Dataset ::
*-*-*

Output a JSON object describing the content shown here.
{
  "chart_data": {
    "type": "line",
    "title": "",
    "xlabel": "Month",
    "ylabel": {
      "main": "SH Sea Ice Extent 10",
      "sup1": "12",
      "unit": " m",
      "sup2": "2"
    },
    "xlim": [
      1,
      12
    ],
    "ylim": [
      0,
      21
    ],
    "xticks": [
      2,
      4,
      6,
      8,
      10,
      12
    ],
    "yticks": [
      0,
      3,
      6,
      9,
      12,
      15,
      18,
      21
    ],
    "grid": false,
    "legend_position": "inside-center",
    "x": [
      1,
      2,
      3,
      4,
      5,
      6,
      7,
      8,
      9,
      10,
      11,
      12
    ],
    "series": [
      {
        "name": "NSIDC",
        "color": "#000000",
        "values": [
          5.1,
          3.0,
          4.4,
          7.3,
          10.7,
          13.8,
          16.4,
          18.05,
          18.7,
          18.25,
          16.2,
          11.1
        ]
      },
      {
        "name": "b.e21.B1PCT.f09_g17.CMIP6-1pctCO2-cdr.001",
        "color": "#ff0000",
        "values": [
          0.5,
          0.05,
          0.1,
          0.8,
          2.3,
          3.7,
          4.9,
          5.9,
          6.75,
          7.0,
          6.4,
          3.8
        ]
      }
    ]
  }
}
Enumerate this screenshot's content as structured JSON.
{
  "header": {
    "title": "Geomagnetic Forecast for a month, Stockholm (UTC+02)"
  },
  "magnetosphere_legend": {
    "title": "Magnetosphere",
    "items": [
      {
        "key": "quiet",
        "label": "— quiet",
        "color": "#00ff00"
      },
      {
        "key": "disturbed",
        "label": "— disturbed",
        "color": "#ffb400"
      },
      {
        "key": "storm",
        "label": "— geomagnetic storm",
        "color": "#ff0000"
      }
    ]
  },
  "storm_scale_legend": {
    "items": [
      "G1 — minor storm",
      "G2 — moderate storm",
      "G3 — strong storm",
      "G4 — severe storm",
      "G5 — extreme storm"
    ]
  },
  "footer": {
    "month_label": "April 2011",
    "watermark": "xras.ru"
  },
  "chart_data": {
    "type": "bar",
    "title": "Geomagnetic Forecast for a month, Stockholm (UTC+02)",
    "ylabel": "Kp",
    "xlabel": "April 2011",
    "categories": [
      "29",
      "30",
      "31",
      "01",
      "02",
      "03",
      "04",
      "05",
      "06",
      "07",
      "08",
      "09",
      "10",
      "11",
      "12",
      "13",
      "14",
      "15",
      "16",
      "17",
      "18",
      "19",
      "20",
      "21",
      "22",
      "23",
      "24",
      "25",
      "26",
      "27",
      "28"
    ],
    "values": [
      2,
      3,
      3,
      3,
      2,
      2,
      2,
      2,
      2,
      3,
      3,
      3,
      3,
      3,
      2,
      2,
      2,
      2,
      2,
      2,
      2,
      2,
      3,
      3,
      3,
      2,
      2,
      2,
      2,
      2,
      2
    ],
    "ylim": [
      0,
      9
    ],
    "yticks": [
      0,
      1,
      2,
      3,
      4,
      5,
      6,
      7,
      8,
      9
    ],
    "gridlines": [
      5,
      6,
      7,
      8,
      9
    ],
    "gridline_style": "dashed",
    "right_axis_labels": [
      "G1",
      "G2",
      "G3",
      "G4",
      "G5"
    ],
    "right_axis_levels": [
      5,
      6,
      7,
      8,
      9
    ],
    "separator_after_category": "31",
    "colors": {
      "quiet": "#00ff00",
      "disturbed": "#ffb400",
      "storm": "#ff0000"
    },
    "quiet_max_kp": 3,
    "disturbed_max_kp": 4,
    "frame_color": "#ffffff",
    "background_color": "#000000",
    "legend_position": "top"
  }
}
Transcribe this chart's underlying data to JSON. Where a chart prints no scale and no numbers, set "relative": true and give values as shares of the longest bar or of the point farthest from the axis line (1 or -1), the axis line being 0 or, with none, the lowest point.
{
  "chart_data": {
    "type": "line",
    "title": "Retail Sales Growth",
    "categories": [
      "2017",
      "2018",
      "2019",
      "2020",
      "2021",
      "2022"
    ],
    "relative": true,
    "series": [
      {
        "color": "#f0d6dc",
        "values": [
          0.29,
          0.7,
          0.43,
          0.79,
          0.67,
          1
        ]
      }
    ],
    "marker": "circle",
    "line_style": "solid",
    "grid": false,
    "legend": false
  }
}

*-*-*

Stated problem :: Print every entry exactly as written.

Response to this task ::
Output a JSON object describing the content shown here.
{
  "chart_data": {
    "type": "line",
    "title": "",
    "xlabel": "Month",
    "ylabel": {
      "main": "SH Sea Ice Extent 10",
      "sup1": "12",
      "unit": " m",
      "sup2": "2"
    },
    "xlim": [
      1,
      12
    ],
    "ylim": [
      0,
      21
    ],
    "xticks": [
      2,
      4,
      6,
      8,
      10,
      12
    ],
    "yticks": [
      0,
      3,
      6,
      9,
      12,
      15,
      18,
      21
    ],
    "grid": false,
    "legend_position": "inside-center",
    "x": [
      1,
      2,
      3,
      4,
      5,
      6,
      7,
      8,
      9,
      10,
      11,
      12
    ],
    "series": [
      {
        "name": "NSIDC",
        "color": "#000000",
        "values": [
          5.1,
          3.0,
          4.4,
          7.3,
          10.7,
          13.8,
          16.4,
          18.05,
          18.7,
          18.25,
          16.2,
          11.1
        ]
      },
      {
        "name": "b.e21.B1PCT.f09_g17.CMIP6-1pctCO2-cdr.001",
        "color": "#ff0000",
        "values": [
          0.5,
          0.05,
          0.1,
          0.8,
          2.3,
          3.7,
          4.9,
          5.9,
          6.75,
          7.0,
          6.4,
          3.8
        ]
      }
    ]
  }
}
Enumerate this screenshot's content as structured JSON.
{
  "header": {
    "title": "Geomagnetic Forecast for a month, Stockholm (UTC+02)"
  },
  "magnetosphere_legend": {
    "title": "Magnetosphere",
    "items": [
      {
        "key": "quiet",
        "label": "— quiet",
        "color": "#00ff00"
      },
      {
        "key": "disturbed",
        "label": "— disturbed",
        "color": "#ffb400"
      },
      {
        "key": "storm",
        "label": "— geomagnetic storm",
        "color": "#ff0000"
      }
    ]
  },
  "storm_scale_legend": {
    "items": [
      "G1 — minor storm",
      "G2 — moderate storm",
      "G3 — strong storm",
      "G4 — severe storm",
      "G5 — extreme storm"
    ]
  },
  "footer": {
    "month_label": "April 2011",
    "watermark": "xras.ru"
  },
  "chart_data": {
    "type": "bar",
    "title": "Geomagnetic Forecast for a month, Stockholm (UTC+02)",
    "ylabel": "Kp",
    "xlabel": "April 2011",
    "categories": [
      "29",
      "30",
      "31",
      "01",
      "02",
      "03",
      "04",
      "05",
      "06",
      "07",
      "08",
      "09",
      "10",
      "11",
      "12",
      "13",
      "14",
      "15",
      "16",
      "17",
      "18",
      "19",
      "20",
      "21",
      "22",
      "23",
      "24",
      "25",
      "26",
      "27",
      "28"
    ],
    "values": [
      2,
      3,
      3,
      3,
      2,
      2,
      2,
      2,
      2,
      3,
      3,
      3,
      3,
      3,
      2,
      2,
      2,
      2,
      2,
      2,
      2,
      2,
      3,
      3,
      3,
      2,
      2,
      2,
      2,
      2,
      2
    ],
    "ylim": [
      0,
      9
    ],
    "yticks": [
      0,
      1,
      2,
      3,
      4,
      5,
      6,
      7,
      8,
      9
    ],
    "gridlines": [
      5,
      6,
      7,
      8,
      9
    ],
    "gridline_style": "dashed",
    "right_axis_labels": [
      "G1",
      "G2",
      "G3",
      "G4",
      "G5"
    ],
    "right_axis_levels": [
      5,
      6,
      7,
      8,
      9
    ],
    "separator_after_category": "31",
    "colors": {
      "quiet": "#00ff00",
      "disturbed": "#ffb400",
      "storm": "#ff0000"
    },
    "quiet_max_kp": 3,
    "disturbed_max_kp": 4,
    "frame_color": "#ffffff",
    "background_color": "#000000",
    "legend_position": "top"
  }
}
Transcribe this chart's underlying data to JSON. Where a chart prints no scale and no numbers, set "relative": true and give values as shares of the longest bar or of the point farthest from the axis line (1 or -1), the axis line being 0 or, with none, the lowest point.
{
  "chart_data": {
    "type": "line",
    "title": "Retail Sales Growth",
    "categories": [
      "2017",
      "2018",
      "2019",
      "2020",
      "2021",
      "2022"
    ],
    "relative": true,
    "series": [
      {
        "color": "#f0d6dc",
        "values": [
          0.29,
          0.7,
          0.43,
          0.79,
          0.67,
          1
        ]
      }
    ],
    "marker": "circle",
    "line_style": "solid",
    "grid": false,
    "legend": false
  }
}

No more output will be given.